---------- DATASET ROWS

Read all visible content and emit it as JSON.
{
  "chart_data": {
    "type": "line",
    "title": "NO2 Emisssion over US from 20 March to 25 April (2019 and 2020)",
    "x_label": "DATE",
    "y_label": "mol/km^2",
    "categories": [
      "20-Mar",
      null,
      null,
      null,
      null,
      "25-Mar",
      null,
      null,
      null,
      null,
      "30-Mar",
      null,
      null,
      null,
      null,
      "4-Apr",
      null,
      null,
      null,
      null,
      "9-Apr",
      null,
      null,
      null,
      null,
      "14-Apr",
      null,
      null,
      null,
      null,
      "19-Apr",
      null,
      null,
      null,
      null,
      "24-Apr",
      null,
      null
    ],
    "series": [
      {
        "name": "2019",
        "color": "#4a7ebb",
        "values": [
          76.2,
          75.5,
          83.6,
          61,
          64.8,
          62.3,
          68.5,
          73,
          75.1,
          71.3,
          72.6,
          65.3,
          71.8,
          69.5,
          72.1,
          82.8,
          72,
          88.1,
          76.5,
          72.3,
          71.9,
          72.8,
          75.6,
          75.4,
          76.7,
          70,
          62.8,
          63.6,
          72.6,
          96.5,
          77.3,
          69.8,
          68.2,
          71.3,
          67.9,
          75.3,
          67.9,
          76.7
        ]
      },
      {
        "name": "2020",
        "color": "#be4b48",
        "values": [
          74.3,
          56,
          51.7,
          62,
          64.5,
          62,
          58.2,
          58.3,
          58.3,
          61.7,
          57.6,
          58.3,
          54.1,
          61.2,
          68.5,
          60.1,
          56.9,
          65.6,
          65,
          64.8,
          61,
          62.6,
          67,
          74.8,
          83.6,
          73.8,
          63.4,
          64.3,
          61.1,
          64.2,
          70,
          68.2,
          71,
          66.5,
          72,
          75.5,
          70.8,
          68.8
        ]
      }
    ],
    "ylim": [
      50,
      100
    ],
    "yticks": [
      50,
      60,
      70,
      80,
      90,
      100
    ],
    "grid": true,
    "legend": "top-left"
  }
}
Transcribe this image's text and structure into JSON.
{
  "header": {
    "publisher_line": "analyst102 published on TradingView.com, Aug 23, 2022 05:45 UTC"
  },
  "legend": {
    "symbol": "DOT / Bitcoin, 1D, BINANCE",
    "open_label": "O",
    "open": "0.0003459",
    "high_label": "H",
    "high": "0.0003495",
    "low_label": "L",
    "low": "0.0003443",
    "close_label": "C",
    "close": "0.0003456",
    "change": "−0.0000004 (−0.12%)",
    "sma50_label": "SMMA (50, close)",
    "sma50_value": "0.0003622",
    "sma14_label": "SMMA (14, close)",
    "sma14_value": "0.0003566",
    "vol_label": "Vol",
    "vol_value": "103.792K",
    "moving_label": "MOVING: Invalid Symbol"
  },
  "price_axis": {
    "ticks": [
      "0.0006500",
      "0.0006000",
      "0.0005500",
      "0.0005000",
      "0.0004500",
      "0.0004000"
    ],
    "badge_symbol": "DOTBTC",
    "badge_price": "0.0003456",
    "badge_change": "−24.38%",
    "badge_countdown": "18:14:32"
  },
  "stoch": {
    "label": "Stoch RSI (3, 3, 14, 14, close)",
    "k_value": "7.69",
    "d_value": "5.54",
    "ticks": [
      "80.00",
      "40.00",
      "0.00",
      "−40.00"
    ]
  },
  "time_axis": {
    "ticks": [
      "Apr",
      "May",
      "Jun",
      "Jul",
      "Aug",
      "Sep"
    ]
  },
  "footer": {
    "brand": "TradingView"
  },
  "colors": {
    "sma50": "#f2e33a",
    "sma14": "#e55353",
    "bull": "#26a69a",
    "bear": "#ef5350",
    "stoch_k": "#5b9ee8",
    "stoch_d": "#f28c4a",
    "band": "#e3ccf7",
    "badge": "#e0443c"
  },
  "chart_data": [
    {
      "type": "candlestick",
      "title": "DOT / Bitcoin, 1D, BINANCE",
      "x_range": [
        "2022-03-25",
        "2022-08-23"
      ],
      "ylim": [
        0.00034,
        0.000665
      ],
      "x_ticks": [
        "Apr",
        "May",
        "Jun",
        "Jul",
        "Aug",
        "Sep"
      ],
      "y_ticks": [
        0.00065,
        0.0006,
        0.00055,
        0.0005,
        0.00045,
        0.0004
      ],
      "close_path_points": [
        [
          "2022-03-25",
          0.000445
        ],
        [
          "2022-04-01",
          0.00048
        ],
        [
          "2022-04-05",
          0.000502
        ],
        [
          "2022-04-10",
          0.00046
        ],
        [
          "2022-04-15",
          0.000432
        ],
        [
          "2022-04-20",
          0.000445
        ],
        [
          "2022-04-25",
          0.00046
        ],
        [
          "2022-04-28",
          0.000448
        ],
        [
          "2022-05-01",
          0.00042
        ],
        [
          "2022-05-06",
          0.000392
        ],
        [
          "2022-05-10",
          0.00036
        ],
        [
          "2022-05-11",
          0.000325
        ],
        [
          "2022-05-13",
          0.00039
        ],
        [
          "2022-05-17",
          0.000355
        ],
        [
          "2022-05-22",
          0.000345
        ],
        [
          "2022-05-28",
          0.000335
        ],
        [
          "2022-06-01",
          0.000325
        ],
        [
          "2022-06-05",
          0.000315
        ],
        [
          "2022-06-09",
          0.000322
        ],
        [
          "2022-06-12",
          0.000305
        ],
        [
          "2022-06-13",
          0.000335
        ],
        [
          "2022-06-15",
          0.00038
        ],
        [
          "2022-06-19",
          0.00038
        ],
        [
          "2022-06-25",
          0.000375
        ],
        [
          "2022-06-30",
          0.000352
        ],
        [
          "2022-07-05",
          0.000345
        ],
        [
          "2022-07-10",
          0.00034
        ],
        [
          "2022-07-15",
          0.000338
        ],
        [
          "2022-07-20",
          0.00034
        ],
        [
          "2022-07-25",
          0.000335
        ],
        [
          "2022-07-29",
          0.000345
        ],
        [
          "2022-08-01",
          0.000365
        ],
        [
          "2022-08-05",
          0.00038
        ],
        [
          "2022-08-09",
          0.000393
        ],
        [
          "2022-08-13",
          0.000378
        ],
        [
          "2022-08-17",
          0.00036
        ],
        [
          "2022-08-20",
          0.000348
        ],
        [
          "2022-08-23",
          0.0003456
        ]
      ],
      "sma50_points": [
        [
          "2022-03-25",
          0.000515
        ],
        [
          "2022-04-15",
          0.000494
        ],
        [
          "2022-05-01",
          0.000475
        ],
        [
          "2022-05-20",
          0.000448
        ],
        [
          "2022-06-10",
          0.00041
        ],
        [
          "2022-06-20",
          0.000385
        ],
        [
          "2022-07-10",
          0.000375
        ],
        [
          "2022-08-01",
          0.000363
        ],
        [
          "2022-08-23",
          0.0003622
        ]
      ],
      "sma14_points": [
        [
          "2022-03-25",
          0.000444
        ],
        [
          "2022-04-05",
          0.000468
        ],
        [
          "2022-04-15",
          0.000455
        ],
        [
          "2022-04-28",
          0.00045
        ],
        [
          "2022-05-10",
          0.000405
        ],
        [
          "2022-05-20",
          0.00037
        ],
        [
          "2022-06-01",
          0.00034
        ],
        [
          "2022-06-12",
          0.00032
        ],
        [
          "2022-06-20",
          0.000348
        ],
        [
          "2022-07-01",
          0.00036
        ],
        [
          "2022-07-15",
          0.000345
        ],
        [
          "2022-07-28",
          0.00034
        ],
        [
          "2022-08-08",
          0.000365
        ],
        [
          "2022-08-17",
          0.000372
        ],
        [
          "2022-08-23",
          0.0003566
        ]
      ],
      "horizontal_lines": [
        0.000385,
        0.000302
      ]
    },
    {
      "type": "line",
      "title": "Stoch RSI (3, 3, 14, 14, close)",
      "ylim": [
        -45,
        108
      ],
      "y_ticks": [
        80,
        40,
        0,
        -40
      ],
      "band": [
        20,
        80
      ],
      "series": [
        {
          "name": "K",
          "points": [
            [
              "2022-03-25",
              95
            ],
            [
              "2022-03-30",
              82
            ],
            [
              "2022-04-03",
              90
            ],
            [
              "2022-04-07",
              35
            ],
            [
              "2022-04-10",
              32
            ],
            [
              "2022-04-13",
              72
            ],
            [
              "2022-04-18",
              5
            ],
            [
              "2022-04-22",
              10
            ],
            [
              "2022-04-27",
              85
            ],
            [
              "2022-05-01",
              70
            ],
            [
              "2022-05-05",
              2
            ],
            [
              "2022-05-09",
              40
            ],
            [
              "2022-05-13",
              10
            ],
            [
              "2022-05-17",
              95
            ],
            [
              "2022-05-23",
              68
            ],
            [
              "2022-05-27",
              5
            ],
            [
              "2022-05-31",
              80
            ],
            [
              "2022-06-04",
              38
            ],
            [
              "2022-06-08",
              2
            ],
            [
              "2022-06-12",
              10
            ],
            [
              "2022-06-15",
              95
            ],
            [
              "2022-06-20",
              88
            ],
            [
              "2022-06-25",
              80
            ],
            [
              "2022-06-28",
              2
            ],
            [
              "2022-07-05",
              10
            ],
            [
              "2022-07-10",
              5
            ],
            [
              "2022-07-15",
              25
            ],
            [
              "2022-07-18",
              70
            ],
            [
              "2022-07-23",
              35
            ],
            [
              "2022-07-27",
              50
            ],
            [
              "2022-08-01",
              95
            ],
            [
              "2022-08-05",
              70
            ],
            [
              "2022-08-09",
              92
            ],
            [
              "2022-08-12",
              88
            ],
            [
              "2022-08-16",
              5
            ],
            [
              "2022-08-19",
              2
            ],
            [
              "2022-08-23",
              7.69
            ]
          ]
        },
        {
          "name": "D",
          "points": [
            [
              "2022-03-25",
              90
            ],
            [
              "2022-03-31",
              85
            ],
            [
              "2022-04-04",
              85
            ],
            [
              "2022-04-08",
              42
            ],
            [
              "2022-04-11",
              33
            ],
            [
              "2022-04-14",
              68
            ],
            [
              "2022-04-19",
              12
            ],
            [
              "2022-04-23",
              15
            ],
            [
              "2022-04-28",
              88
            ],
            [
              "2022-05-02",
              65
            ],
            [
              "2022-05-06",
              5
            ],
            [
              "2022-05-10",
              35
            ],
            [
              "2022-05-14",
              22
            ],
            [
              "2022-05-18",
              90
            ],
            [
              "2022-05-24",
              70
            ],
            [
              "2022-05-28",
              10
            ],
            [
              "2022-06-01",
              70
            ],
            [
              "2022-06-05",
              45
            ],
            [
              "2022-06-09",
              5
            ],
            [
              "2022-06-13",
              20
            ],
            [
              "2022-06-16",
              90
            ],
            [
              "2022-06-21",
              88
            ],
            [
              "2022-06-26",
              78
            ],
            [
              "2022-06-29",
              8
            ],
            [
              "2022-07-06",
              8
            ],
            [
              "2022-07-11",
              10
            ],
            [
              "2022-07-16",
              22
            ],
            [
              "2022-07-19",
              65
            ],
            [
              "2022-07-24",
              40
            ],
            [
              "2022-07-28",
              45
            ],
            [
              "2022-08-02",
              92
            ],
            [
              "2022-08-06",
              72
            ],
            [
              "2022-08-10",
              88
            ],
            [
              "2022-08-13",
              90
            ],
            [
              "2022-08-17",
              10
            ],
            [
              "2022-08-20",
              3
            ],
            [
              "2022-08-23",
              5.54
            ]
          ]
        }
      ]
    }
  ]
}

--------------------

▶ _INSTRUCTION_: Reproduce each line holding the word "SMMA".

▶ _COMPLETED TASK_:
    "sma50_label": "SMMA (50, close)",
    "sma14_label": "SMMA (14, close)",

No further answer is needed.